[Stored data]
++++++++
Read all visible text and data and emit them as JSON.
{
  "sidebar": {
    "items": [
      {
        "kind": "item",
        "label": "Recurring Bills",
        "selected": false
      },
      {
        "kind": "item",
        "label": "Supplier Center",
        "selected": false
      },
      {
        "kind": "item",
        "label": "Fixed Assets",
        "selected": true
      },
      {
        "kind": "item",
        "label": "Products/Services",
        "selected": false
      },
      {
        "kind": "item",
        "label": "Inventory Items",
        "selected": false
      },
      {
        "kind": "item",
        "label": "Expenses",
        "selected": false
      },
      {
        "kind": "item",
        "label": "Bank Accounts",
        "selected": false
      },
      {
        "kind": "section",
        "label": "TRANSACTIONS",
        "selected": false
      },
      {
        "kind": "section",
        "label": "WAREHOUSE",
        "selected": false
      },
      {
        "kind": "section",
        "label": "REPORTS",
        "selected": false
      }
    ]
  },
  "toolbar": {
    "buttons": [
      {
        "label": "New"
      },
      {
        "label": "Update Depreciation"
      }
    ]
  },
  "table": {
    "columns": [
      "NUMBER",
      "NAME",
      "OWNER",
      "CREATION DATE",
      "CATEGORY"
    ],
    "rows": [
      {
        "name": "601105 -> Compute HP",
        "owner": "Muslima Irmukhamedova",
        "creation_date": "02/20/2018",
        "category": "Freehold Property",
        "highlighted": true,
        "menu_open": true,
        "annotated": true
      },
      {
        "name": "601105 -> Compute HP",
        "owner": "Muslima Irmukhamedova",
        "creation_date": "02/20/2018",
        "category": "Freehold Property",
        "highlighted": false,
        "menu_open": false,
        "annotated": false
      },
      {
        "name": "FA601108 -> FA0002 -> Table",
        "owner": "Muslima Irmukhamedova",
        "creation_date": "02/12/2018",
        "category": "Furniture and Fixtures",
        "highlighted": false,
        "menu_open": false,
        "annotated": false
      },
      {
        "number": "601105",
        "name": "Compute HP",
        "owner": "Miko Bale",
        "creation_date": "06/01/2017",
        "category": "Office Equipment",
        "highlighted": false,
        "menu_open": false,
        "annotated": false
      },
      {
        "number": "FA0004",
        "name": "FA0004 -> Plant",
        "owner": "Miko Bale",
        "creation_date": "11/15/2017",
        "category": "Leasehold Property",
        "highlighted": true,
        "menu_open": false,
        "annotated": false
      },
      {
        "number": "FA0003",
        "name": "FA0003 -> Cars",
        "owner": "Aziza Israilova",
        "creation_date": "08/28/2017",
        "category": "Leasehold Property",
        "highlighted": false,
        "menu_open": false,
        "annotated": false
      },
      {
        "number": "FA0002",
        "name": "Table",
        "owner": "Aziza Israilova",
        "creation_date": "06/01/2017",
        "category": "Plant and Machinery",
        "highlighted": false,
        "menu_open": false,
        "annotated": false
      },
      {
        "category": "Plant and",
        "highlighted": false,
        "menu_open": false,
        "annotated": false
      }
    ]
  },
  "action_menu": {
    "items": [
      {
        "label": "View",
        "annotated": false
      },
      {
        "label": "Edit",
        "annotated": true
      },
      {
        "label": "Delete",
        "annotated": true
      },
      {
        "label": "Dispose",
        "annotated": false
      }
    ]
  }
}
++++++++
### PROBLEM DETAILS
Write out the material exactly as given.

### RIGHT ANSWER
Read all visible text and data and emit them as JSON.
{
  "sidebar": {
    "items": [
      {
        "kind": "item",
        "label": "Recurring Bills",
        "selected": false
      },
      {
        "kind": "item",
        "label": "Supplier Center",
        "selected": false
      },
      {
        "kind": "item",
        "label": "Fixed Assets",
        "selected": true
      },
      {
        "kind": "item",
        "label": "Products/Services",
        "selected": false
      },
      {
        "kind": "item",
        "label": "Inventory Items",
        "selected": false
      },
      {
        "kind": "item",
        "label": "Expenses",
        "selected": false
      },
      {
        "kind": "item",
        "label": "Bank Accounts",
        "selected": false
      },
      {
        "kind": "section",
        "label": "TRANSACTIONS",
        "selected": false
      },
      {
        "kind": "section",
        "label": "WAREHOUSE",
        "selected": false
      },
      {
        "kind": "section",
        "label": "REPORTS",
        "selected": false
      }
    ]
  },
  "toolbar": {
    "buttons": [
      {
        "label": "New"
      },
      {
        "label": "Update Depreciation"
      }
    ]
  },
  "table": {
    "columns": [
      "NUMBER",
      "NAME",
      "OWNER",
      "CREATION DATE",
      "CATEGORY"
    ],
    "rows": [
      {
        "name": "601105 -> Compute HP",
        "owner": "Muslima Irmukhamedova",
        "creation_date": "02/20/2018",
        "category": "Freehold Property",
        "highlighted": true,
        "menu_open": true,
        "annotated": true
      },
      {
        "name": "601105 -> Compute HP",
        "owner": "Muslima Irmukhamedova",
        "creation_date": "02/20/2018",
        "category": "Freehold Property",
        "highlighted": false,
        "menu_open": false,
        "annotated": false
      },
      {
        "name": "FA601108 -> FA0002 -> Table",
        "owner": "Muslima Irmukhamedova",
        "creation_date": "02/12/2018",
        "category": "Furniture and Fixtures",
        "highlighted": false,
        "menu_open": false,
        "annotated": false
      },
      {
        "number": "601105",
        "name": "Compute HP",
        "owner": "Miko Bale",
        "creation_date": "06/01/2017",
        "category": "Office Equipment",
        "highlighted": false,
        "menu_open": false,
        "annotated": false
      },
      {
        "number": "FA0004",
        "name": "FA0004 -> Plant",
        "owner": "Miko Bale",
        "creation_date": "11/15/2017",
        "category": "Leasehold Property",
        "highlighted": true,
        "menu_open": false,
        "annotated": false
      },
      {
        "number": "FA0003",
        "name": "FA0003 -> Cars",
        "owner": "Aziza Israilova",
        "creation_date": "08/28/2017",
        "category": "Leasehold Property",
        "highlighted": false,
        "menu_open": false,
        "annotated": false
      },
      {
        "number": "FA0002",
        "name": "Table",
        "owner": "Aziza Israilova",
        "creation_date": "06/01/2017",
        "category": "Plant and Machinery",
        "highlighted": false,
        "menu_open": false,
        "annotated": false
      },
      {
        "category": "Plant and",
        "highlighted": false,
        "menu_open": false,
        "annotated": false
      }
    ]
  },
  "action_menu": {
    "items": [
      {
        "label": "View",
        "annotated": false
      },
      {
        "label": "Edit",
        "annotated": true
      },
      {
        "label": "Delete",
        "annotated": true
      },
      {
        "label": "Dispose",
        "annotated": false
      }
    ]
  }
}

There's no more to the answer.